#### EXCERPT PROVIDED
* * * * * * *
Abstract

Text summarization namely, automatically generating a short summary of a given document, is a difficult task in natural language processing. Nowadays, deep learning as a new technique has gradually been deployed for text summarization, but there is still a lack of large-scale high quality datasets for this technique. In this paper, we proposed a novel deep learning method to identify high quality document–summary pairs for building a large-scale pairs dataset. Concretely, a long short-term memory (LSTM)-based model was designed to measure the quality of document–summary pairs. In order to leverage information across all parts of each document, we further proposed an improved LSTM-based model by removing the forget gate in the LSTM unit. Experiments conducted on the training set and the test set built upon Sina Weibo (a Chinese microblog website similar to Twitter) showed that the LSTM-based models significantly outperformed baseline models with regard to the area under receiver operating characteristic curve (AUC) value.
* * * * * * *
#### ENTRIES SUPPLIED
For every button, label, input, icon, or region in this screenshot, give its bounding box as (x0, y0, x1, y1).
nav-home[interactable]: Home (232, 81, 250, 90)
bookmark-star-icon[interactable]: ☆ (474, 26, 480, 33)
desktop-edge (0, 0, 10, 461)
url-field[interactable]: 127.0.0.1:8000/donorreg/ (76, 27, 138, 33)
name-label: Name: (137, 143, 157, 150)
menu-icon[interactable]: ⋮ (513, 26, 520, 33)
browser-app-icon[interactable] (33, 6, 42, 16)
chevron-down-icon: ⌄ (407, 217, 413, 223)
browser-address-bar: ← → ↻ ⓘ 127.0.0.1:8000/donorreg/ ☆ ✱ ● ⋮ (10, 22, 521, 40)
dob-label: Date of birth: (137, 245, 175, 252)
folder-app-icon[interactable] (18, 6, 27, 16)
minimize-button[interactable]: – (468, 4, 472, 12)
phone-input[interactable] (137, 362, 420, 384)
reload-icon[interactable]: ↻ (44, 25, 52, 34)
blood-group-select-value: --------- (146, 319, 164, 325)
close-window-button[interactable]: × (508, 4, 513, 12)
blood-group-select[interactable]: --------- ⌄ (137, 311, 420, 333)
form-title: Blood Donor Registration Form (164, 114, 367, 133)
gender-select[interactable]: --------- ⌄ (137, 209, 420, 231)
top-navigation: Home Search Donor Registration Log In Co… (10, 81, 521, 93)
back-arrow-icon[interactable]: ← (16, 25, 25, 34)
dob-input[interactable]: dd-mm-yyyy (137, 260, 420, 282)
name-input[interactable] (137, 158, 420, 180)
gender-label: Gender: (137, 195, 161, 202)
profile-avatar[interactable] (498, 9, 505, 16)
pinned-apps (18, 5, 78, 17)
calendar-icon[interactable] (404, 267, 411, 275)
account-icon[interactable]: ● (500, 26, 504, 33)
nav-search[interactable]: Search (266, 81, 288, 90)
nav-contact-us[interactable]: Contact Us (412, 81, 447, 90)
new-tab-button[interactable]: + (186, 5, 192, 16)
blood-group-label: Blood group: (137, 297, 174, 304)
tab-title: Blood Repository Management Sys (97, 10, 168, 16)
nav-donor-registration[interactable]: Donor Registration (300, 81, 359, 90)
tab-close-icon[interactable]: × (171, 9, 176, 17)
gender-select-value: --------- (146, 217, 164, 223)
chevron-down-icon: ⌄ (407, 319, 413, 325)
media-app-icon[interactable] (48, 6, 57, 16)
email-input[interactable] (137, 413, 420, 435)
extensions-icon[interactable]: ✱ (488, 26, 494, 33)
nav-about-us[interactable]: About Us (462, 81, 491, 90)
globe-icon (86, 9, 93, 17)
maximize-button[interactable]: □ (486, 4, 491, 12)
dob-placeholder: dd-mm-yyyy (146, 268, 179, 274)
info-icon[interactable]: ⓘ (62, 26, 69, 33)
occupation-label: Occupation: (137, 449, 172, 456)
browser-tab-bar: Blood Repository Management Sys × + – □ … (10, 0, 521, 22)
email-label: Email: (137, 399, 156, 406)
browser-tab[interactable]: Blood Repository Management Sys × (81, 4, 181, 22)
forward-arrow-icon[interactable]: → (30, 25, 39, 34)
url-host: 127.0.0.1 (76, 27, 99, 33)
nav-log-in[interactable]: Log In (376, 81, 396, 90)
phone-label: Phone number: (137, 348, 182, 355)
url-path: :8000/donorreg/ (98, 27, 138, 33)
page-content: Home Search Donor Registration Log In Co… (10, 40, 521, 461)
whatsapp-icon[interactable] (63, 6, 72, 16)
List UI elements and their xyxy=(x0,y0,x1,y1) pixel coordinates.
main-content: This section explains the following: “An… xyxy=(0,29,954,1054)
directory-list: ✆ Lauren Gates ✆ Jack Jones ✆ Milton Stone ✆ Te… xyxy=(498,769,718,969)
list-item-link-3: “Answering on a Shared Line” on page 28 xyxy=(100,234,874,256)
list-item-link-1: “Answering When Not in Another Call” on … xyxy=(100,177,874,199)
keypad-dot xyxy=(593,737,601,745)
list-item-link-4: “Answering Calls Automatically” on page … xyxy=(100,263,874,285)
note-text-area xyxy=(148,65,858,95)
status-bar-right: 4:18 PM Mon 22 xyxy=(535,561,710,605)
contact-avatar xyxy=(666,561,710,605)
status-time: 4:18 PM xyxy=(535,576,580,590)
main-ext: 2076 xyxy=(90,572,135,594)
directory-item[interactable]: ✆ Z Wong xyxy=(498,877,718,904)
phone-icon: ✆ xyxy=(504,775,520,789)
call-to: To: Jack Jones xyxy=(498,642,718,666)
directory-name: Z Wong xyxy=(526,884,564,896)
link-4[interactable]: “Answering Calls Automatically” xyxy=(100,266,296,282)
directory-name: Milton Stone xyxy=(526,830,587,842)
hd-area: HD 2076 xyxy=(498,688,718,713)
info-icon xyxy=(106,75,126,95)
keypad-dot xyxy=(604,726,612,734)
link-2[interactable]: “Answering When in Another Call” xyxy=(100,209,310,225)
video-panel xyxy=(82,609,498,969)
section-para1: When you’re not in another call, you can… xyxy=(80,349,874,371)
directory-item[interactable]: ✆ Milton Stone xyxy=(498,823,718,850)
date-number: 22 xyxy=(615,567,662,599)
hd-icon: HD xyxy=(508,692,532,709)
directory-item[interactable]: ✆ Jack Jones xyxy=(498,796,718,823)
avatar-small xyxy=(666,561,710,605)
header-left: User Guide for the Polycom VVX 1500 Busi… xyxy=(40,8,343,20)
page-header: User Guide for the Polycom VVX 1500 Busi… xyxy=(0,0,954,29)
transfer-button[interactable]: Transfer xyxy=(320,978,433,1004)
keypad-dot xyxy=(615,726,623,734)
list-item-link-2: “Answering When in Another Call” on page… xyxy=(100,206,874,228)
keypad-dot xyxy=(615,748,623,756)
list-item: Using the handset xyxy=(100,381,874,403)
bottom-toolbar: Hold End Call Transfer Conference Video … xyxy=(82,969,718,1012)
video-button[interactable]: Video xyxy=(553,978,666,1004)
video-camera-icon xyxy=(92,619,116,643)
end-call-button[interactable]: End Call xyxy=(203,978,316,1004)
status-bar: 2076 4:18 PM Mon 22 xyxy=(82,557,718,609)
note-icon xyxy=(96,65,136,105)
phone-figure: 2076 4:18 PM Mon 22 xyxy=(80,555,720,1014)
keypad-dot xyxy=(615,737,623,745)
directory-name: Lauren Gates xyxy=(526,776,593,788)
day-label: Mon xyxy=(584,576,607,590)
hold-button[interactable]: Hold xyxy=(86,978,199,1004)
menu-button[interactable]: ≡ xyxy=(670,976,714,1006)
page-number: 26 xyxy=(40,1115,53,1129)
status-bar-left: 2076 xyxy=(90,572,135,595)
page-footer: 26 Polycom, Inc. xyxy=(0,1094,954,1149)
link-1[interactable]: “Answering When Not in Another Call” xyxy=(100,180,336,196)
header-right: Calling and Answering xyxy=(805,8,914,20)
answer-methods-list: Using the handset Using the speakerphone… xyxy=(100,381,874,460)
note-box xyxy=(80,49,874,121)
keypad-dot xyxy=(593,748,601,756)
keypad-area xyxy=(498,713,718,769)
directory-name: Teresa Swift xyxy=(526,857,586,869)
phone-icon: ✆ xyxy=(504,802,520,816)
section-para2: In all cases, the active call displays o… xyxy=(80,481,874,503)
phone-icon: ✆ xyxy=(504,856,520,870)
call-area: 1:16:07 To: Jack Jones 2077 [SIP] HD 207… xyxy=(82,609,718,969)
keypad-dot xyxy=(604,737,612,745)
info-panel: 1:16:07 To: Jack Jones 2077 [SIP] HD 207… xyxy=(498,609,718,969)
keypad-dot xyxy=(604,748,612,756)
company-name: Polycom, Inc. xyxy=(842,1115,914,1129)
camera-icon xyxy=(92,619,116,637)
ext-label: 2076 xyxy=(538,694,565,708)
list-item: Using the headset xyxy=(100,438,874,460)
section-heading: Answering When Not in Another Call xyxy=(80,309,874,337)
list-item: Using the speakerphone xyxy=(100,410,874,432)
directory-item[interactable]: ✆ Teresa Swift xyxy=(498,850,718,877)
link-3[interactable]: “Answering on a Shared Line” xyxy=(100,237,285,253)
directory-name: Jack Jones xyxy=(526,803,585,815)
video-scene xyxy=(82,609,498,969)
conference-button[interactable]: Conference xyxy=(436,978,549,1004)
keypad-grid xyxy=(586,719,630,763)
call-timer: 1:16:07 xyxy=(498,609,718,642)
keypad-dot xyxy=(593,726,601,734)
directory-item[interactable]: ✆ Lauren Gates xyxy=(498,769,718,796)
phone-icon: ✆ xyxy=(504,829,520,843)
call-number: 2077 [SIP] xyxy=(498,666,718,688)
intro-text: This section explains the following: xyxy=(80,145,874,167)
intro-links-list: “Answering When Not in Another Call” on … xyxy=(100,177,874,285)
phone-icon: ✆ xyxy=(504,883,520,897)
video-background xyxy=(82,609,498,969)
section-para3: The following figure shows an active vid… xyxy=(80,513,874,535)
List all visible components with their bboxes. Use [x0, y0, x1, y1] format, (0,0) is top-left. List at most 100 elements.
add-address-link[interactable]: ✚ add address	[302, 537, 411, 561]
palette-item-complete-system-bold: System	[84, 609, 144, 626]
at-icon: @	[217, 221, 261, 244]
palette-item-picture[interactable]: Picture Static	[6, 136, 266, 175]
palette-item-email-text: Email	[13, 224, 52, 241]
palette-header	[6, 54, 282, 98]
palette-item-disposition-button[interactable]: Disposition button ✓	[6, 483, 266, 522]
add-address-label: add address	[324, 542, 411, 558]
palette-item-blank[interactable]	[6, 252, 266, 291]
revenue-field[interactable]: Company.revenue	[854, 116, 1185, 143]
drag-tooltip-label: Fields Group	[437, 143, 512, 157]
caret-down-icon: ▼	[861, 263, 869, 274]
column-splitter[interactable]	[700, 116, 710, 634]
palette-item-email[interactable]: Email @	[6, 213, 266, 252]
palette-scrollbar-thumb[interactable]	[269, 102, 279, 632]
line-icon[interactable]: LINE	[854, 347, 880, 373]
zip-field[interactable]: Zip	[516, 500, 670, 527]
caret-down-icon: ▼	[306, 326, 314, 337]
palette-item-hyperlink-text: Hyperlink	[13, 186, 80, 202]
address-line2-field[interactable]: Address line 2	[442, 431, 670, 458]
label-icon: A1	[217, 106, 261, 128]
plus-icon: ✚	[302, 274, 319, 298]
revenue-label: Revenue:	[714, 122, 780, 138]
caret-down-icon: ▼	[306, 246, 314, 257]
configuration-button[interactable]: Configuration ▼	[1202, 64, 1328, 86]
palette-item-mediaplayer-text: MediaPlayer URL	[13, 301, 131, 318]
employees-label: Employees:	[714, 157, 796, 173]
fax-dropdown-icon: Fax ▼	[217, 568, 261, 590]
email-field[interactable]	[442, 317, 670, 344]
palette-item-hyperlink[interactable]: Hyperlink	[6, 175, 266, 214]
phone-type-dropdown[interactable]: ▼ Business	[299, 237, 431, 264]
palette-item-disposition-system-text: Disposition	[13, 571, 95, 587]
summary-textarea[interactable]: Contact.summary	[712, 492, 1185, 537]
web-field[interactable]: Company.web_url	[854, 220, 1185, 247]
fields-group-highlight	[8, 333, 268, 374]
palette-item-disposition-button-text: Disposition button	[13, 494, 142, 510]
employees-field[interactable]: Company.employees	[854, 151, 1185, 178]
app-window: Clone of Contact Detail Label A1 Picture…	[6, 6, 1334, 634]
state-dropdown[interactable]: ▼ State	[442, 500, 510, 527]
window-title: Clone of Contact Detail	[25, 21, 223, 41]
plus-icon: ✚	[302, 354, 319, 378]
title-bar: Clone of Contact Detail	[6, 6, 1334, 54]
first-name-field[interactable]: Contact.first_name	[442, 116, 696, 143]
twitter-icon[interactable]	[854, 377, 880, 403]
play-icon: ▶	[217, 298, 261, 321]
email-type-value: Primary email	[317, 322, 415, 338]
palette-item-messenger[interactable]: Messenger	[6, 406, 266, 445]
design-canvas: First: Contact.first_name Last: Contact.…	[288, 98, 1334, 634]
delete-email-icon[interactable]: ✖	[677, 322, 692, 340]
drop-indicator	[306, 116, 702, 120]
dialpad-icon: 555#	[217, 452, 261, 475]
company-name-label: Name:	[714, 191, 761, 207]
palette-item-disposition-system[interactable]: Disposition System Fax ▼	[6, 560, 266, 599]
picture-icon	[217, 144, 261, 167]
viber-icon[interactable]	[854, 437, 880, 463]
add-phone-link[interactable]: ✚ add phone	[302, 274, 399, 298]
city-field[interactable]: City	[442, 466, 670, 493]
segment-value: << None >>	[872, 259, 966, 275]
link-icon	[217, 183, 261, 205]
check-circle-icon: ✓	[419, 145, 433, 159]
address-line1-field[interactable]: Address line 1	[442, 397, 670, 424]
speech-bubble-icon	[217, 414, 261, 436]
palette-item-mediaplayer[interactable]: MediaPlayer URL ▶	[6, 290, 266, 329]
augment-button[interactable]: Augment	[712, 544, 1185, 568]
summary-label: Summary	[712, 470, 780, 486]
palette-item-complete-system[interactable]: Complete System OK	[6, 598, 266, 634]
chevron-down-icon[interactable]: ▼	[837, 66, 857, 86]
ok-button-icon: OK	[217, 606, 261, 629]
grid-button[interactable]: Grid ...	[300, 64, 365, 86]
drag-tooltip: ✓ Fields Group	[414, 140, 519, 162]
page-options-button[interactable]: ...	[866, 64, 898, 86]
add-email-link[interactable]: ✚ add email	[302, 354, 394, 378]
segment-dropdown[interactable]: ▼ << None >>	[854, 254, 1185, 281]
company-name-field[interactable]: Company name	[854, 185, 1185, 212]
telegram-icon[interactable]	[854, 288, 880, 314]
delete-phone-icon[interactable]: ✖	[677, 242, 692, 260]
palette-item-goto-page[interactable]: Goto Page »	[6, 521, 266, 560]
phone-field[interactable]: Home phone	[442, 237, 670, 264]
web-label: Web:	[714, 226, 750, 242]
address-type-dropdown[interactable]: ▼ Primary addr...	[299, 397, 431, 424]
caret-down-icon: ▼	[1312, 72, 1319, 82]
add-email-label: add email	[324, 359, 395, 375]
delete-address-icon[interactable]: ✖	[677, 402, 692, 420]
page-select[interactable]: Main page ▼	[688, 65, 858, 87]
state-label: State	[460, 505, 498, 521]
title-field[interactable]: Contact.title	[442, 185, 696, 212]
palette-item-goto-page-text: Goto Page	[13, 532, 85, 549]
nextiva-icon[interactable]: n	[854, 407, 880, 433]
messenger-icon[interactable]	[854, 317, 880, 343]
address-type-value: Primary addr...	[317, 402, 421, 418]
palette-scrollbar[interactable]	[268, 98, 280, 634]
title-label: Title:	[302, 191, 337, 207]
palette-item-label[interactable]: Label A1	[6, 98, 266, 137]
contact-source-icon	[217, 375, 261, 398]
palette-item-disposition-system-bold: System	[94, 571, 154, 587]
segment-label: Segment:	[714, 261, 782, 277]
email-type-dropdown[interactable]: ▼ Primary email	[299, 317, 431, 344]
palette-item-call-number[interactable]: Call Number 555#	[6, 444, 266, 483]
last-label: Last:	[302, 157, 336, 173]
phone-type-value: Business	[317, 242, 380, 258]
* * * * * * *
#### ASSIGNED TASK
Reproduce the entire abstract above on LSTM-based models for judging document–summary pairs, word for word and without any change.

#### ANSWER TO THIS TASK
Abstract

Text summarization namely, automatically generating a short summary of a given document, is a difficult task in natural language processing. Nowadays, deep learning as a new technique has gradually been deployed for text summarization, but there is still a lack of large-scale high quality datasets for this technique. In this paper, we proposed a novel deep learning method to identify high quality document–summary pairs for building a large-scale pairs dataset. Concretely, a long short-term memory (LSTM)-based model was designed to measure the quality of document–summary pairs. In order to leverage information across all parts of each document, we further proposed an improved LSTM-based model by removing the forget gate in the LSTM unit. Experiments conducted on the training set and the test set built upon Sina Weibo (a Chinese microblog website similar to Twitter) showed that the LSTM-based models significantly outperformed baseline models with regard to the area under receiver operating characteristic curve (AUC) value.